→ **Listed records**:
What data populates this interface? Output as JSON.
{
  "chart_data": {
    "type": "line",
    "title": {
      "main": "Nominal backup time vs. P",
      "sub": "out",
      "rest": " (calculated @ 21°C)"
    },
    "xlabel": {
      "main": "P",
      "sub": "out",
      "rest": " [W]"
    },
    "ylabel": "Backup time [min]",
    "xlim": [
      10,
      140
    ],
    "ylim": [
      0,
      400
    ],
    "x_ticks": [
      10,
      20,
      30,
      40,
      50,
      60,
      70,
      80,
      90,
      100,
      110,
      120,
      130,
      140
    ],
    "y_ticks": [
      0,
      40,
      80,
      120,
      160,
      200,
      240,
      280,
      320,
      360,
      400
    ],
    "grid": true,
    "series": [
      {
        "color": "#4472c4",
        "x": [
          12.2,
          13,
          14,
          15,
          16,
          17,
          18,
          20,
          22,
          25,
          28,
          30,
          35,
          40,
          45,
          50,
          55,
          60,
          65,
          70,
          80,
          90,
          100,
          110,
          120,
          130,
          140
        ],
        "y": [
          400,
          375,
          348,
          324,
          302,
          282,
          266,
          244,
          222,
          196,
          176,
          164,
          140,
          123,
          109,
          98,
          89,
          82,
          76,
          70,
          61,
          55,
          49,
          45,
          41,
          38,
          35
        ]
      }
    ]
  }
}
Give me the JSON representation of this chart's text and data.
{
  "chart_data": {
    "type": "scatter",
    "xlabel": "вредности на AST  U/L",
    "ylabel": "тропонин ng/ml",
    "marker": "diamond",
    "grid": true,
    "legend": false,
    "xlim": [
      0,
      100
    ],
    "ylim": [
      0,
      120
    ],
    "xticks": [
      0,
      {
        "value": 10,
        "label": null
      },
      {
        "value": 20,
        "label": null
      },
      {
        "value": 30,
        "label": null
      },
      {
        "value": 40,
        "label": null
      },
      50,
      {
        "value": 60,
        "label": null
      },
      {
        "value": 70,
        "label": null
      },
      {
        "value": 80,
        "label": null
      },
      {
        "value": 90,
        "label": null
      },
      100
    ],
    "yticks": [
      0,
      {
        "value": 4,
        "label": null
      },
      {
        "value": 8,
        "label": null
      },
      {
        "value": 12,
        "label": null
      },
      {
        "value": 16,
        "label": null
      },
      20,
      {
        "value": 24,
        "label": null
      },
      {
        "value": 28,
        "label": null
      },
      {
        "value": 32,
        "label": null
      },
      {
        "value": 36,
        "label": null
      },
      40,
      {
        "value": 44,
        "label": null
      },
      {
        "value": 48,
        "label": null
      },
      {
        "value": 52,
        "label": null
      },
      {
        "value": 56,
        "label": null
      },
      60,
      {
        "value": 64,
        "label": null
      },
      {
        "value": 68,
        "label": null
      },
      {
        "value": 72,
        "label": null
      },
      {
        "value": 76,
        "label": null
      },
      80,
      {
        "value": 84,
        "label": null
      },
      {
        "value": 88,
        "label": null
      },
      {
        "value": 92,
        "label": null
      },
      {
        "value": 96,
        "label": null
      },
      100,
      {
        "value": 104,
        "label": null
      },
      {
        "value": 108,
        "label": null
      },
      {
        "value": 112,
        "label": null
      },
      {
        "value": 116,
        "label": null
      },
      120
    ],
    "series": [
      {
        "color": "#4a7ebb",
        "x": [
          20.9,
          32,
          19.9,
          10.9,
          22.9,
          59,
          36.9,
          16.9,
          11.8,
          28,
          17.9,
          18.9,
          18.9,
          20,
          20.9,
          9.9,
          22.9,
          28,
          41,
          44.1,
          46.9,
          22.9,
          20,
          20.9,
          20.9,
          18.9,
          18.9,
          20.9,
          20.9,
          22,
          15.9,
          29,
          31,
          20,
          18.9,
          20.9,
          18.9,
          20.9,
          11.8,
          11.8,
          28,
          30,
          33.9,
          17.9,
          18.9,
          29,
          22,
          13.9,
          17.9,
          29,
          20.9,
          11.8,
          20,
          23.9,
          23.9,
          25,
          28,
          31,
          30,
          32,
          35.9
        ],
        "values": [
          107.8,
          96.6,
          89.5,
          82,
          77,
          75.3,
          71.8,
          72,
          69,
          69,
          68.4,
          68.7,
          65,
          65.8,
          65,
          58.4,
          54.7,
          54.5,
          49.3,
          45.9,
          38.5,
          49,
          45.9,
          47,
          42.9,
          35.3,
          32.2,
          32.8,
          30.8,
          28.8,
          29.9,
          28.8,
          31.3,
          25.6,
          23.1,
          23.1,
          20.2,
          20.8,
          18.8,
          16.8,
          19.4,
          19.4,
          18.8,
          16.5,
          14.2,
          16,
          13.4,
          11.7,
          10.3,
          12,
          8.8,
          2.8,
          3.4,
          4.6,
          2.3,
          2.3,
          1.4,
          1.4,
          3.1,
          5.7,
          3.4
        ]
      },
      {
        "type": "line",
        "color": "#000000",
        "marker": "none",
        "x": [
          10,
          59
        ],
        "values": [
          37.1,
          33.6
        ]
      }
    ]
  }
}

→ **What this task involves**: From the material above, copy each line that includes the word "JSON".

→ **Full answer**:
What data populates this interface? Output as JSON.
Give me the JSON representation of this chart's text and data.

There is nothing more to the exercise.